#### INSTRUCTIONS FOR THE TASK:
Take every line that has the string "ISLES" and copy it out.

Items from a data source:
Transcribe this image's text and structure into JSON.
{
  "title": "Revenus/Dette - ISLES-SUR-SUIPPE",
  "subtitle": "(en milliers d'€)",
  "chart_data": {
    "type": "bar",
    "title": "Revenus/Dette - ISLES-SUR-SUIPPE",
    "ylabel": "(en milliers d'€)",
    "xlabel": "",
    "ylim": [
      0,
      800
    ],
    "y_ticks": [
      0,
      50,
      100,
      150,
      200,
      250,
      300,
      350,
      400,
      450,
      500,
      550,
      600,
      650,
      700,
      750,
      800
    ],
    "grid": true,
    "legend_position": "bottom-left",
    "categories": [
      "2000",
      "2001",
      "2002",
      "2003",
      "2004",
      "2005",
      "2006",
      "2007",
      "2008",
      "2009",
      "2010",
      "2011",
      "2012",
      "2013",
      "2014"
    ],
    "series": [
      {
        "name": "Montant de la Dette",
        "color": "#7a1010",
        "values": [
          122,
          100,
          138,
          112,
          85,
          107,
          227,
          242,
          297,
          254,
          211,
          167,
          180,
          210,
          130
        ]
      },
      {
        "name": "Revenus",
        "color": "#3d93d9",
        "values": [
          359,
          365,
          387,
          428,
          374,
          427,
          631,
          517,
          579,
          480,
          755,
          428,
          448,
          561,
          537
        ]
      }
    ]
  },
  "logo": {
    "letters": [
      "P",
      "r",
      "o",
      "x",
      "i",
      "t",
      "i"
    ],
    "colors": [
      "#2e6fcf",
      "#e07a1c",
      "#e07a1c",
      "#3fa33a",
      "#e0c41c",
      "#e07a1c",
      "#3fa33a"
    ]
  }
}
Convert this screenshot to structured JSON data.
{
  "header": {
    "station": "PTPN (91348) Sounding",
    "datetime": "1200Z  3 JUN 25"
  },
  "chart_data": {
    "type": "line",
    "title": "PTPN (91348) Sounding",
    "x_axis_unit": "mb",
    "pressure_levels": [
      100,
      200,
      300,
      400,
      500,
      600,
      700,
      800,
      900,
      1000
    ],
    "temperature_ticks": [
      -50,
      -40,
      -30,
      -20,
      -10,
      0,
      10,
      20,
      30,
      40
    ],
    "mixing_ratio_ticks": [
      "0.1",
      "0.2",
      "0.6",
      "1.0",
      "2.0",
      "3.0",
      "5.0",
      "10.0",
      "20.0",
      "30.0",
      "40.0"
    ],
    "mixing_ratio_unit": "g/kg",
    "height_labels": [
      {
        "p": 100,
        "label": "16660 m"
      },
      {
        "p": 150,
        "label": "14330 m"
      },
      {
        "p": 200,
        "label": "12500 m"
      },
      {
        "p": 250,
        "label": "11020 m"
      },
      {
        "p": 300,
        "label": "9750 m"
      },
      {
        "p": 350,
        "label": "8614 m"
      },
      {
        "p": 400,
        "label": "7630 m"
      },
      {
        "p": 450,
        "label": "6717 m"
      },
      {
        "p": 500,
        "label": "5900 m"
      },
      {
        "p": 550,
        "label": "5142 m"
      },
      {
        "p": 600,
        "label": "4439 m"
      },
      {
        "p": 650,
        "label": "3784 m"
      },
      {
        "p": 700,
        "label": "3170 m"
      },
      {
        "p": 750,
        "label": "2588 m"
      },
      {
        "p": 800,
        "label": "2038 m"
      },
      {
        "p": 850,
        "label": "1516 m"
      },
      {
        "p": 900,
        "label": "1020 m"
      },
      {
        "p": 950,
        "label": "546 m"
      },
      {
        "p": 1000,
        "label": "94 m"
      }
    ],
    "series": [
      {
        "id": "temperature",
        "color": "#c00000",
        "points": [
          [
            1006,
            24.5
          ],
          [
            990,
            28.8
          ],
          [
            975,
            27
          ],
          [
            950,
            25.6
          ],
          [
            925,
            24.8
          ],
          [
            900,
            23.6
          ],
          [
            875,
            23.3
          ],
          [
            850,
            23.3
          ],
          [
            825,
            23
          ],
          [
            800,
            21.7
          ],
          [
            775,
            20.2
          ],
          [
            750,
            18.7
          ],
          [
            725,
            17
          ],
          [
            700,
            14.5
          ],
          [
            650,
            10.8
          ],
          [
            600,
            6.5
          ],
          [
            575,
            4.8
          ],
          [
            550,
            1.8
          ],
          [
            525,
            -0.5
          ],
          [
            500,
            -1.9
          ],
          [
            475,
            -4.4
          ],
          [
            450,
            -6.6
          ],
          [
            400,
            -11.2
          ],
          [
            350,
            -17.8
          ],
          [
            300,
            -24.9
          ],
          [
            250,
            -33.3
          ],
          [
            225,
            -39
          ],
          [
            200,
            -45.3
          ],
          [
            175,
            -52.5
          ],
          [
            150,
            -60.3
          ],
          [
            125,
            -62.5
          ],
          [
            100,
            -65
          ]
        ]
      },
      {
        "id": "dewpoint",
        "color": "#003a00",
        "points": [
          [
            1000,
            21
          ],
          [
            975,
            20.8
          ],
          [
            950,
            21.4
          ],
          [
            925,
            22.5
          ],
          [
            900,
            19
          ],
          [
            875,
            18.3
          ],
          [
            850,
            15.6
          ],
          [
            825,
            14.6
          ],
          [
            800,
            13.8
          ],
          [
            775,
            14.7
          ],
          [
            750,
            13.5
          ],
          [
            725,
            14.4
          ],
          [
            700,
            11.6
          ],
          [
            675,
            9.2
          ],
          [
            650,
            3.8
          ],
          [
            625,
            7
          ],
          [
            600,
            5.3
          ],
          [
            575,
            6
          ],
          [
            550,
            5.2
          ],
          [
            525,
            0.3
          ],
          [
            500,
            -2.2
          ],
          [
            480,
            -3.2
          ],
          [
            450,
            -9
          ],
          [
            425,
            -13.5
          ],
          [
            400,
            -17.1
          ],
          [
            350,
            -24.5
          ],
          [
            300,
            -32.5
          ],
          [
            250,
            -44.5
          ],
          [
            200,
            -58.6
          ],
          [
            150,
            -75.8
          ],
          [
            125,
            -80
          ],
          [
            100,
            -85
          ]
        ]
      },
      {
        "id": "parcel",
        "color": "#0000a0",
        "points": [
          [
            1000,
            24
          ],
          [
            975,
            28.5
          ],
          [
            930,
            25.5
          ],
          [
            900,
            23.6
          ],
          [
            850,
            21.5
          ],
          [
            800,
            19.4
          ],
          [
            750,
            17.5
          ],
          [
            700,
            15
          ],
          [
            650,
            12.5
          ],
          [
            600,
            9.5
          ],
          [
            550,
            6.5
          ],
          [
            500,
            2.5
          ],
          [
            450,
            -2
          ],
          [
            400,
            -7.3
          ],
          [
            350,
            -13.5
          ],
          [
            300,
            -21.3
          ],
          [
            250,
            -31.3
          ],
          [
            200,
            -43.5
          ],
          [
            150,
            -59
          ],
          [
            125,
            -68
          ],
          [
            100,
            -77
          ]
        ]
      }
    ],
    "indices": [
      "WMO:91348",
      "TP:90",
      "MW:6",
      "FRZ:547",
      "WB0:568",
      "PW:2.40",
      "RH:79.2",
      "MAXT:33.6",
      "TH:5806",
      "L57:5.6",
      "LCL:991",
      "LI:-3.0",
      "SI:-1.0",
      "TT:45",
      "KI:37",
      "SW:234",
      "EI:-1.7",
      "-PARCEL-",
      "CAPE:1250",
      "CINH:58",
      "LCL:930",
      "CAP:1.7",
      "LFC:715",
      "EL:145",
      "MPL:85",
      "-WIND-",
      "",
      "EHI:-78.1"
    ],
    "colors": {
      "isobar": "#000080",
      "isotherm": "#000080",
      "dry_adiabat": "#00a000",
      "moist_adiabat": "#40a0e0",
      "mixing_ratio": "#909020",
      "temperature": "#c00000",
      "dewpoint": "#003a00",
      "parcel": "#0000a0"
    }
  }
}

#### ANSWER TO THIS TASK:
  "title": "Revenus/Dette - ISLES-SUR-SUIPPE",
    "title": "Revenus/Dette - ISLES-SUR-SUIPPE",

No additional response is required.